=== PROBLEM STATEMENT ===
Without the images, write out all of the following entries exactly.
☆ ☆ ☆
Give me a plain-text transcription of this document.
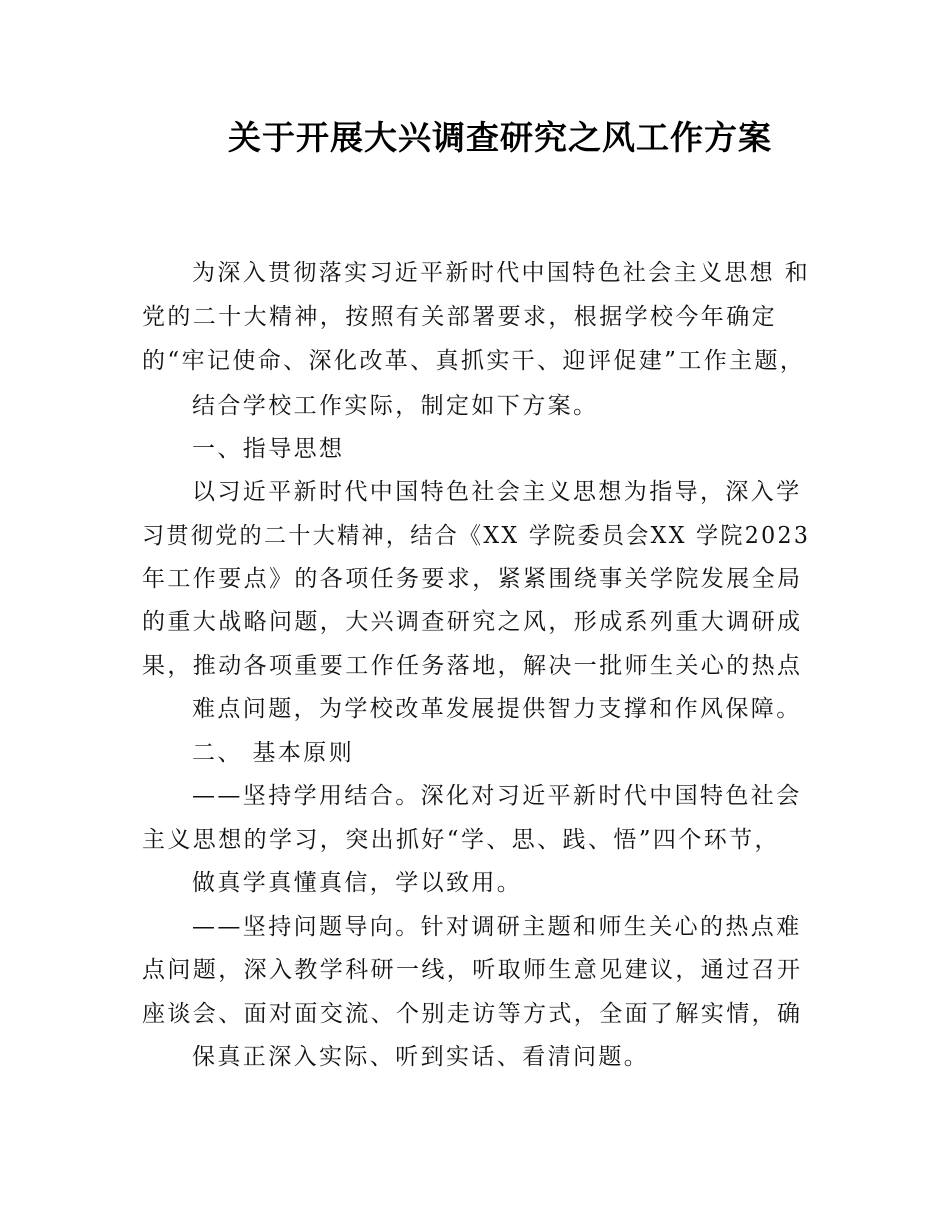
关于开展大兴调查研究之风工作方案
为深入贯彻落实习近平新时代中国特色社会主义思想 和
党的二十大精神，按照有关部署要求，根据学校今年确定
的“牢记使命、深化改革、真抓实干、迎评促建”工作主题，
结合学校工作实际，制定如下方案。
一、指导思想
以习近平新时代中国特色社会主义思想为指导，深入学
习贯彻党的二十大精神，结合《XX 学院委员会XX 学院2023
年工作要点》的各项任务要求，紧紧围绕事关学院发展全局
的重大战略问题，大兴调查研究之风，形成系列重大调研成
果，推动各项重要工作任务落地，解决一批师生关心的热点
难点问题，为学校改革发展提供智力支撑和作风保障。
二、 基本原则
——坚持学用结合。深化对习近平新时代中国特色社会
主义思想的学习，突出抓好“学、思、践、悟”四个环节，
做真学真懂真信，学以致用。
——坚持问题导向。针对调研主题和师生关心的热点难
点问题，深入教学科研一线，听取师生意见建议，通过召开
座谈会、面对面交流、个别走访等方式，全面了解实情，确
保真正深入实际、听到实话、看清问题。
☆ ☆ ☆
=== REPLY ===
Give me a plain-text transcription of this document.
关于开展大兴调查研究之风工作方案
为深入贯彻落实习近平新时代中国特色社会主义思想 和
党的二十大精神，按照有关部署要求，根据学校今年确定
的“牢记使命、深化改革、真抓实干、迎评促建”工作主题，
结合学校工作实际，制定如下方案。
一、指导思想
以习近平新时代中国特色社会主义思想为指导，深入学
习贯彻党的二十大精神，结合《XX 学院委员会XX 学院2023
年工作要点》的各项任务要求，紧紧围绕事关学院发展全局
的重大战略问题，大兴调查研究之风，形成系列重大调研成
果，推动各项重要工作任务落地，解决一批师生关心的热点
难点问题，为学校改革发展提供智力支撑和作风保障。
二、 基本原则
——坚持学用结合。深化对习近平新时代中国特色社会
主义思想的学习，突出抓好“学、思、践、悟”四个环节，
做真学真懂真信，学以致用。
——坚持问题导向。针对调研主题和师生关心的热点难
点问题，深入教学科研一线，听取师生意见建议，通过召开
座谈会、面对面交流、个别走访等方式，全面了解实情，确
保真正深入实际、听到实话、看清问题。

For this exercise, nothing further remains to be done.